● **WHAT IS REQUIRED**: Reproduce the records below, substituting "text-line" for every occurrence of "rule-line" and leaving everything else as it is.

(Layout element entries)
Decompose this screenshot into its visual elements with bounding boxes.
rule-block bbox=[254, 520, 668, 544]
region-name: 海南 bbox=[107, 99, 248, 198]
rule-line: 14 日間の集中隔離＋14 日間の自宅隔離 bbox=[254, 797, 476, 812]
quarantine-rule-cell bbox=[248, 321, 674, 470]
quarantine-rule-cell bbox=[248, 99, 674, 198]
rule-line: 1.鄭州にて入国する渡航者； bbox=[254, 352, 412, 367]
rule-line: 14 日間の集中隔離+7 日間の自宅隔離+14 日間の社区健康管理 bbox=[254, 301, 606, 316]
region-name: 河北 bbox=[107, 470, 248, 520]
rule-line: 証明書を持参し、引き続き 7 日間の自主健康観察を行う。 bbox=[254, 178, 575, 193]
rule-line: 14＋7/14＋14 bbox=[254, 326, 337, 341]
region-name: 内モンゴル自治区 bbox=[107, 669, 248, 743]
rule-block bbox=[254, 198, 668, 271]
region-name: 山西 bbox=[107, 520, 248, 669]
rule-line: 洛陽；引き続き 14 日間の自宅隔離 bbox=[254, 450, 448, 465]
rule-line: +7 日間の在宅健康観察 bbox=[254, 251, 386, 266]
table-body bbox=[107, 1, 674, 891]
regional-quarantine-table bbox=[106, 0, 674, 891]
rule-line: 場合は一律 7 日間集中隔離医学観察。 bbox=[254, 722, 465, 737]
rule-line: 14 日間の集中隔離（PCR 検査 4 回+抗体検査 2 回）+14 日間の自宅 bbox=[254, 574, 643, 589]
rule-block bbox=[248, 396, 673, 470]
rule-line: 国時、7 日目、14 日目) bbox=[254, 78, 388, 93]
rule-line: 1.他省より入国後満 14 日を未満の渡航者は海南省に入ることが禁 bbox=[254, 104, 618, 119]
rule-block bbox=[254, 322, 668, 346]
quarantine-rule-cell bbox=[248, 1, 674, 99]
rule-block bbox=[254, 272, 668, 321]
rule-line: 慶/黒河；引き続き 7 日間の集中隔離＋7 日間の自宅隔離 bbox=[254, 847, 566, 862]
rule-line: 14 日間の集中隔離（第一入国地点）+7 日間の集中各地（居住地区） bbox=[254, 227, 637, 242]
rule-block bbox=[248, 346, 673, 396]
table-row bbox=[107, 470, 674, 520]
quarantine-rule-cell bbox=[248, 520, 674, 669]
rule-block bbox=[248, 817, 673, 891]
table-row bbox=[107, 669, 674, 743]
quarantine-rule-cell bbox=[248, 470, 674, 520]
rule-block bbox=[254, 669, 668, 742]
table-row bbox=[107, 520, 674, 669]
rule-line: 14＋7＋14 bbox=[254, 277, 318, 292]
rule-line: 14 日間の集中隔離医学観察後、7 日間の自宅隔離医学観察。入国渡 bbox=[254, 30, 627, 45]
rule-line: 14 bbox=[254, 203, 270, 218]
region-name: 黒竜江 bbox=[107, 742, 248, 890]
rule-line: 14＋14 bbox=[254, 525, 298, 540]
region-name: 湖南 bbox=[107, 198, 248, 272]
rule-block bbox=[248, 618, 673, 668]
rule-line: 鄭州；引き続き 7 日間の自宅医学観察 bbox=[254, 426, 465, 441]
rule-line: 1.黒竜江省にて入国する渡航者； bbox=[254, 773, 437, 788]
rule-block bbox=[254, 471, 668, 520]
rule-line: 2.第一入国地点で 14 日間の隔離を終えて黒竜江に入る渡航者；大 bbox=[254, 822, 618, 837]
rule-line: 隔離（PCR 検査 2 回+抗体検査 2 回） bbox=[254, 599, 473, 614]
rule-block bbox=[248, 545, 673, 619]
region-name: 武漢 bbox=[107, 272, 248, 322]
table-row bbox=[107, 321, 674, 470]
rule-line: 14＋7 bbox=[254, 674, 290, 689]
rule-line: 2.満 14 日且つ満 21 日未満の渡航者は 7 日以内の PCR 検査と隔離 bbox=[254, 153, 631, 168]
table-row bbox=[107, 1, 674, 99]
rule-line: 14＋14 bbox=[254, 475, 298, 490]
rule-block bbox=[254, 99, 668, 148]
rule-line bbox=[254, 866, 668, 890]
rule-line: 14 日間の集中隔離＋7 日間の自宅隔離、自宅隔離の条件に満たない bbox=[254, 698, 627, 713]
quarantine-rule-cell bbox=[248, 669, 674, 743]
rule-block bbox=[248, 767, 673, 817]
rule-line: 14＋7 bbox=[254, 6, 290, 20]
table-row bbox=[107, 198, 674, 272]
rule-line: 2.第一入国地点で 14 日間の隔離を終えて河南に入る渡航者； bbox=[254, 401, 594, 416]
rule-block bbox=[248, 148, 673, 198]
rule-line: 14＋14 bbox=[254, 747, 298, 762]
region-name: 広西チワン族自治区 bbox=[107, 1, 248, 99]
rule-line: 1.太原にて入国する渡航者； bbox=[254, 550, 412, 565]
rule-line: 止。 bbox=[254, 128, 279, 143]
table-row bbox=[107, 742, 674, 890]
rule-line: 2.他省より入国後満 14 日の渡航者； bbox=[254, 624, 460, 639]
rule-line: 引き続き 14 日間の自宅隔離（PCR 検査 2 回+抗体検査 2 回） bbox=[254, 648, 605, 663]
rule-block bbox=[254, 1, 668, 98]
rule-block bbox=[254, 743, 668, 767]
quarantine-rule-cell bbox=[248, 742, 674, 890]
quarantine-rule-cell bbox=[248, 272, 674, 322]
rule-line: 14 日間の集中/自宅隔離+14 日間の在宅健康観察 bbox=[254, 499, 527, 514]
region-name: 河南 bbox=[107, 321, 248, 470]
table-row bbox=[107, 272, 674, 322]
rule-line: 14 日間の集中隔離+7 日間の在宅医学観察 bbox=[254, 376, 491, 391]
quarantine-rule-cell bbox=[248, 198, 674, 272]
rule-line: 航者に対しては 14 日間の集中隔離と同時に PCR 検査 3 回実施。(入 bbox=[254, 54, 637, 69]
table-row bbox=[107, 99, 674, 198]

● **EXERCISE RESPONSE**:
Decompose this screenshot into its visual elements with bounding boxes.
rule-block bbox=[254, 520, 668, 544]
region-name: 海南 bbox=[107, 99, 248, 198]
text-line: 14 日間の集中隔離＋14 日間の自宅隔離 bbox=[254, 797, 476, 812]
quarantine-rule-cell bbox=[248, 321, 674, 470]
quarantine-rule-cell bbox=[248, 99, 674, 198]
text-line: 1.鄭州にて入国する渡航者； bbox=[254, 352, 412, 367]
text-line: 14 日間の集中隔離+7 日間の自宅隔離+14 日間の社区健康管理 bbox=[254, 301, 606, 316]
region-name: 河北 bbox=[107, 470, 248, 520]
text-line: 証明書を持参し、引き続き 7 日間の自主健康観察を行う。 bbox=[254, 178, 575, 193]
text-line: 14＋7/14＋14 bbox=[254, 326, 337, 341]
region-name: 内モンゴル自治区 bbox=[107, 669, 248, 743]
rule-block bbox=[254, 198, 668, 271]
region-name: 山西 bbox=[107, 520, 248, 669]
text-line: 洛陽；引き続き 14 日間の自宅隔離 bbox=[254, 450, 448, 465]
text-line: +7 日間の在宅健康観察 bbox=[254, 251, 386, 266]
table-body bbox=[107, 1, 674, 891]
regional-quarantine-table bbox=[106, 0, 674, 891]
text-line: 場合は一律 7 日間集中隔離医学観察。 bbox=[254, 722, 465, 737]
text-line: 14 日間の集中隔離（PCR 検査 4 回+抗体検査 2 回）+14 日間の自宅 bbox=[254, 574, 643, 589]
rule-block bbox=[248, 396, 673, 470]
text-line: 国時、7 日目、14 日目) bbox=[254, 78, 388, 93]
text-line: 1.他省より入国後満 14 日を未満の渡航者は海南省に入ることが禁 bbox=[254, 104, 618, 119]
rule-block bbox=[254, 322, 668, 346]
quarantine-rule-cell bbox=[248, 1, 674, 99]
rule-block bbox=[254, 272, 668, 321]
text-line: 慶/黒河；引き続き 7 日間の集中隔離＋7 日間の自宅隔離 bbox=[254, 847, 566, 862]
text-line: 14 日間の集中隔離（第一入国地点）+7 日間の集中各地（居住地区） bbox=[254, 227, 637, 242]
rule-block bbox=[248, 346, 673, 396]
table-row bbox=[107, 470, 674, 520]
quarantine-rule-cell bbox=[248, 520, 674, 669]
rule-block bbox=[248, 817, 673, 891]
table-row bbox=[107, 669, 674, 743]
quarantine-rule-cell bbox=[248, 470, 674, 520]
rule-block bbox=[254, 669, 668, 742]
table-row bbox=[107, 520, 674, 669]
text-line: 14＋7＋14 bbox=[254, 277, 318, 292]
text-line: 14 日間の集中隔離医学観察後、7 日間の自宅隔離医学観察。入国渡 bbox=[254, 30, 627, 45]
text-line: 14 bbox=[254, 203, 270, 218]
region-name: 黒竜江 bbox=[107, 742, 248, 890]
text-line: 14＋14 bbox=[254, 525, 298, 540]
region-name: 湖南 bbox=[107, 198, 248, 272]
rule-block bbox=[248, 618, 673, 668]
text-line: 鄭州；引き続き 7 日間の自宅医学観察 bbox=[254, 426, 465, 441]
text-line: 1.黒竜江省にて入国する渡航者； bbox=[254, 773, 437, 788]
rule-block bbox=[254, 471, 668, 520]
text-line: 2.第一入国地点で 14 日間の隔離を終えて黒竜江に入る渡航者；大 bbox=[254, 822, 618, 837]
text-line: 隔離（PCR 検査 2 回+抗体検査 2 回） bbox=[254, 599, 473, 614]
rule-block bbox=[248, 545, 673, 619]
region-name: 武漢 bbox=[107, 272, 248, 322]
table-row bbox=[107, 321, 674, 470]
text-line: 14＋7 bbox=[254, 674, 290, 689]
text-line: 2.満 14 日且つ満 21 日未満の渡航者は 7 日以内の PCR 検査と隔離 bbox=[254, 153, 631, 168]
table-row bbox=[107, 1, 674, 99]
text-line: 14＋14 bbox=[254, 475, 298, 490]
rule-block bbox=[254, 99, 668, 148]
text-line bbox=[254, 866, 668, 890]
text-line: 14 日間の集中隔離＋7 日間の自宅隔離、自宅隔離の条件に満たない bbox=[254, 698, 627, 713]
quarantine-rule-cell bbox=[248, 669, 674, 743]
rule-block bbox=[248, 767, 673, 817]
text-line: 14＋7 bbox=[254, 6, 290, 20]
table-row bbox=[107, 198, 674, 272]
text-line: 2.第一入国地点で 14 日間の隔離を終えて河南に入る渡航者； bbox=[254, 401, 594, 416]
rule-block bbox=[248, 148, 673, 198]
text-line: 14＋14 bbox=[254, 747, 298, 762]
region-name: 広西チワン族自治区 bbox=[107, 1, 248, 99]
text-line: 1.太原にて入国する渡航者； bbox=[254, 550, 412, 565]
text-line: 止。 bbox=[254, 128, 279, 143]
table-row bbox=[107, 742, 674, 890]
text-line: 2.他省より入国後満 14 日の渡航者； bbox=[254, 624, 460, 639]
text-line: 引き続き 14 日間の自宅隔離（PCR 検査 2 回+抗体検査 2 回） bbox=[254, 648, 605, 663]
rule-block bbox=[254, 1, 668, 98]
rule-block bbox=[254, 743, 668, 767]
quarantine-rule-cell bbox=[248, 742, 674, 890]
quarantine-rule-cell bbox=[248, 272, 674, 322]
text-line: 14 日間の集中/自宅隔離+14 日間の在宅健康観察 bbox=[254, 499, 527, 514]
region-name: 河南 bbox=[107, 321, 248, 470]
table-row bbox=[107, 272, 674, 322]
text-line: 14 日間の集中隔離+7 日間の在宅医学観察 bbox=[254, 376, 491, 391]
quarantine-rule-cell bbox=[248, 198, 674, 272]
text-line: 航者に対しては 14 日間の集中隔離と同時に PCR 検査 3 回実施。(入 bbox=[254, 54, 637, 69]
table-row bbox=[107, 99, 674, 198]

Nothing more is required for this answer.